Find the lines that contain the word "panel" and copy each one.

━━ Data provided

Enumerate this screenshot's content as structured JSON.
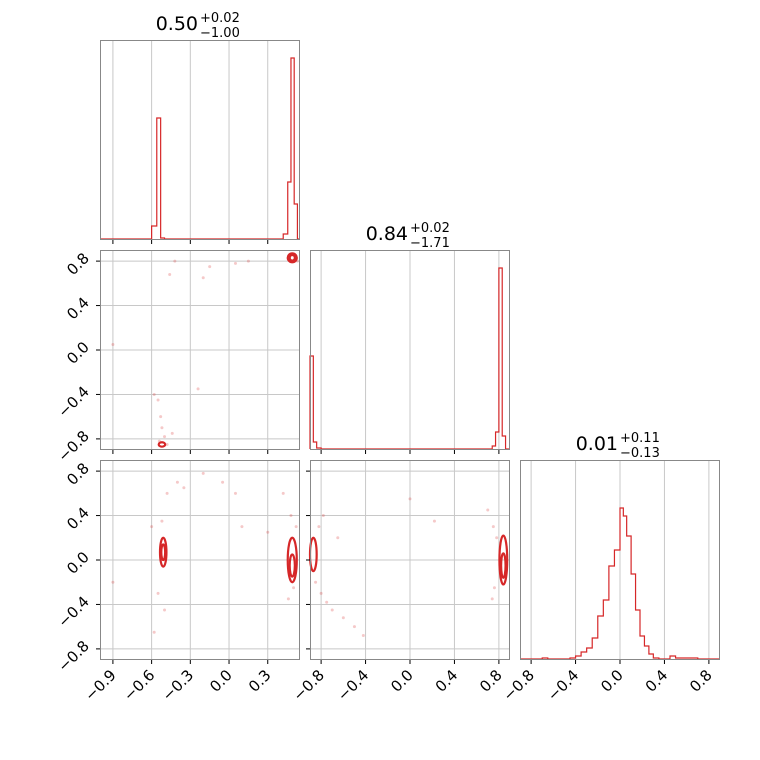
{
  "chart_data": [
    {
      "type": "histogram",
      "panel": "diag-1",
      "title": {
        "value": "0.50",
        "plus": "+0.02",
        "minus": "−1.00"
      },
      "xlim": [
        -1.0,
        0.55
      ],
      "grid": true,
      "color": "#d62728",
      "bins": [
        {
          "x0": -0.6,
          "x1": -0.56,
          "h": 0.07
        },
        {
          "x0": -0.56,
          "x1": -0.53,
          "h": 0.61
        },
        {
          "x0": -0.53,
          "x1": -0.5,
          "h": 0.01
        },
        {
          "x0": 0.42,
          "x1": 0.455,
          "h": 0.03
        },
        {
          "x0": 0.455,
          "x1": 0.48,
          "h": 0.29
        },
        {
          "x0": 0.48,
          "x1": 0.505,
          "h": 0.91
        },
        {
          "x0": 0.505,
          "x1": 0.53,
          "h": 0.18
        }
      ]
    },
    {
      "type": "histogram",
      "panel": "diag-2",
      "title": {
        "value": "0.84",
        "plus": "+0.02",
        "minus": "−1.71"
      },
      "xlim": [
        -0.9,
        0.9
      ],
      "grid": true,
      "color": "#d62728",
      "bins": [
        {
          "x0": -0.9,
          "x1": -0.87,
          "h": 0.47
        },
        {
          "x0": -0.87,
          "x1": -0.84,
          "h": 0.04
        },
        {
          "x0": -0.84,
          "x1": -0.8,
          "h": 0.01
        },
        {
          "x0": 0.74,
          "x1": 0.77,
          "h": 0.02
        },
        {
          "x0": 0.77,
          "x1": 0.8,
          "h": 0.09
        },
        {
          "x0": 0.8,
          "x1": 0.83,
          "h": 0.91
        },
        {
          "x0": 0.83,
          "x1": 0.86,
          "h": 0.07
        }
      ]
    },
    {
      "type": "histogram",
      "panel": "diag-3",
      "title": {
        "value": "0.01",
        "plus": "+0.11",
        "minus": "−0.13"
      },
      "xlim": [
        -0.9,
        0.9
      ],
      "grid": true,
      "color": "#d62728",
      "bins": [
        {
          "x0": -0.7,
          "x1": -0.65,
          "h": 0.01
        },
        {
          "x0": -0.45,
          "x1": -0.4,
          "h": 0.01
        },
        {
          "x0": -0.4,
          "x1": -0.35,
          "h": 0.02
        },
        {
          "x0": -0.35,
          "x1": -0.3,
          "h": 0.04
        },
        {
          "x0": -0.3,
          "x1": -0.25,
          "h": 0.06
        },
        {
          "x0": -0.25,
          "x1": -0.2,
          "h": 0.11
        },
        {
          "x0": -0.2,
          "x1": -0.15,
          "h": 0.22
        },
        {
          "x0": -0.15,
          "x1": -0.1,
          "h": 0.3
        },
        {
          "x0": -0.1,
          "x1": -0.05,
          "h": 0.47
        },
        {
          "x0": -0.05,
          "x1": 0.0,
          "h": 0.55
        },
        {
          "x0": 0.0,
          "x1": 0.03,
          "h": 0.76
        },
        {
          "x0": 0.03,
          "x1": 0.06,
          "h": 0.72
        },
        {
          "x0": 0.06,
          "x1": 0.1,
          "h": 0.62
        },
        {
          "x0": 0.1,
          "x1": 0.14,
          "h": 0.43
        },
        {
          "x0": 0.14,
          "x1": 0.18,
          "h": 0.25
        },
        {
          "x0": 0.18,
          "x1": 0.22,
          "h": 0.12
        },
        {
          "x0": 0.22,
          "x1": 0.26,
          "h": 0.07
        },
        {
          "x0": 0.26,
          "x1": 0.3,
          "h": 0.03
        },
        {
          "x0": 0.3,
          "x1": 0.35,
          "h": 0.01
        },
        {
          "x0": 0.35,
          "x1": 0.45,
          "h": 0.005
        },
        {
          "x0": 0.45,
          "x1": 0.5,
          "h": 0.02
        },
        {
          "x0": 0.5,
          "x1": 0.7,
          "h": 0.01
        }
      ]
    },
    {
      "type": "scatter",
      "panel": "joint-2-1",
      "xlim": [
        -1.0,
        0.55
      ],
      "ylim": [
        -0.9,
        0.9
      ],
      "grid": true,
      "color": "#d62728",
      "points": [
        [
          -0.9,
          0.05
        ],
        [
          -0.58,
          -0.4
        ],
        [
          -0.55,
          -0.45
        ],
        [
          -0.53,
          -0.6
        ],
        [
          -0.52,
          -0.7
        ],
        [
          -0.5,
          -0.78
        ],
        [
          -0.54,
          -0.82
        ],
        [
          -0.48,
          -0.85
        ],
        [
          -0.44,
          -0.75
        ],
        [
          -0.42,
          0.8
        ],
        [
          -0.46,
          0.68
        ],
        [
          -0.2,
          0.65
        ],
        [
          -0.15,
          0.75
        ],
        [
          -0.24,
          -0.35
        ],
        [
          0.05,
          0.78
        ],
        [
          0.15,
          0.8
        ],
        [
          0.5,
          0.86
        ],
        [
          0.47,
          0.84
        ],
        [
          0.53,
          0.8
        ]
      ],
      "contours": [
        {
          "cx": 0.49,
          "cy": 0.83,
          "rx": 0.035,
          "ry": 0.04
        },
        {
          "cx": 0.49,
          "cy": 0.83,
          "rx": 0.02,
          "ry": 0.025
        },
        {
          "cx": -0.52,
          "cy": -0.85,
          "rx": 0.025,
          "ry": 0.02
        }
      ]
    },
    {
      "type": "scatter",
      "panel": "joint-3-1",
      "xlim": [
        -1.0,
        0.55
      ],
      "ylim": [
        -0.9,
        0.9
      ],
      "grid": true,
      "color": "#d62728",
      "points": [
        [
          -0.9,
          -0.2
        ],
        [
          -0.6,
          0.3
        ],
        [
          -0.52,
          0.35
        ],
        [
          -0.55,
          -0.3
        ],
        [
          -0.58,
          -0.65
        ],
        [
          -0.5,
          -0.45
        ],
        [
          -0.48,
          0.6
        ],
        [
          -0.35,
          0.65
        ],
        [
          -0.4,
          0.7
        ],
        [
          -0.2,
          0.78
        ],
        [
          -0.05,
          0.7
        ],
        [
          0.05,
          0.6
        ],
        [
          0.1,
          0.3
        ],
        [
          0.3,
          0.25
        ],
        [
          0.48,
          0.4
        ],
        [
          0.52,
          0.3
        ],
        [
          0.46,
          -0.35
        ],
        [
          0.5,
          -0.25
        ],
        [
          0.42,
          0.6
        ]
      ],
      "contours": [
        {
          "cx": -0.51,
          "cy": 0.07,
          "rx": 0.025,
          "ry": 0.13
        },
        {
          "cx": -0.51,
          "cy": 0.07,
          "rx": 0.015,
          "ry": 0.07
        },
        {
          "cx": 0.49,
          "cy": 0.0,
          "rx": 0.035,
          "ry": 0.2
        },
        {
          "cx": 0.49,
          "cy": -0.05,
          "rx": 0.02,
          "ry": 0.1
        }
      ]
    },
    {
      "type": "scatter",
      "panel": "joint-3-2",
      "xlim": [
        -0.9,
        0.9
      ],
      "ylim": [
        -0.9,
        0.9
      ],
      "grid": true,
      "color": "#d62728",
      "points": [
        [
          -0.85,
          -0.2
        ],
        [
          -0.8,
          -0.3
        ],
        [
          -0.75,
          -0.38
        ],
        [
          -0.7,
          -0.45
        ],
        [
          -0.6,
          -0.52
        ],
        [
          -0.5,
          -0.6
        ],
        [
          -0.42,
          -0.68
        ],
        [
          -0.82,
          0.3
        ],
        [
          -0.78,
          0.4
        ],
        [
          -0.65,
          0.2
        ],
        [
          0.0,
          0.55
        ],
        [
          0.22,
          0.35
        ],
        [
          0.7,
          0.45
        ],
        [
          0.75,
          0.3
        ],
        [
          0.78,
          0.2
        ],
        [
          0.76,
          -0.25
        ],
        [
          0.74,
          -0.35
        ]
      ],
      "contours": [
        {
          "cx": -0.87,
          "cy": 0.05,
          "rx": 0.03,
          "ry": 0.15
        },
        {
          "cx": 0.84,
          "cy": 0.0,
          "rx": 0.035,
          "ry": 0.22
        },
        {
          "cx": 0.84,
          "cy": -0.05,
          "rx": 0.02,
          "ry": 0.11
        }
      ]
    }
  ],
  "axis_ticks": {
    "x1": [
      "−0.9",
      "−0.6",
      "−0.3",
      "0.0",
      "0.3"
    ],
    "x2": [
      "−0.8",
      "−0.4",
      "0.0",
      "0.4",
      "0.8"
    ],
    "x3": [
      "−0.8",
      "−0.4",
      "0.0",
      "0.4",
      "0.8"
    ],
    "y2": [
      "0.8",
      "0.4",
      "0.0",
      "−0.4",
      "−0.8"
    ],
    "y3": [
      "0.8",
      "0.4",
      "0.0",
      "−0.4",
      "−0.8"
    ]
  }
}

━━━━

■ Output for this exercise ■
      "panel": "diag-1",
      "panel": "diag-2",
      "panel": "diag-3",
      "panel": "joint-2-1",
      "panel": "joint-3-1",
      "panel": "joint-3-2",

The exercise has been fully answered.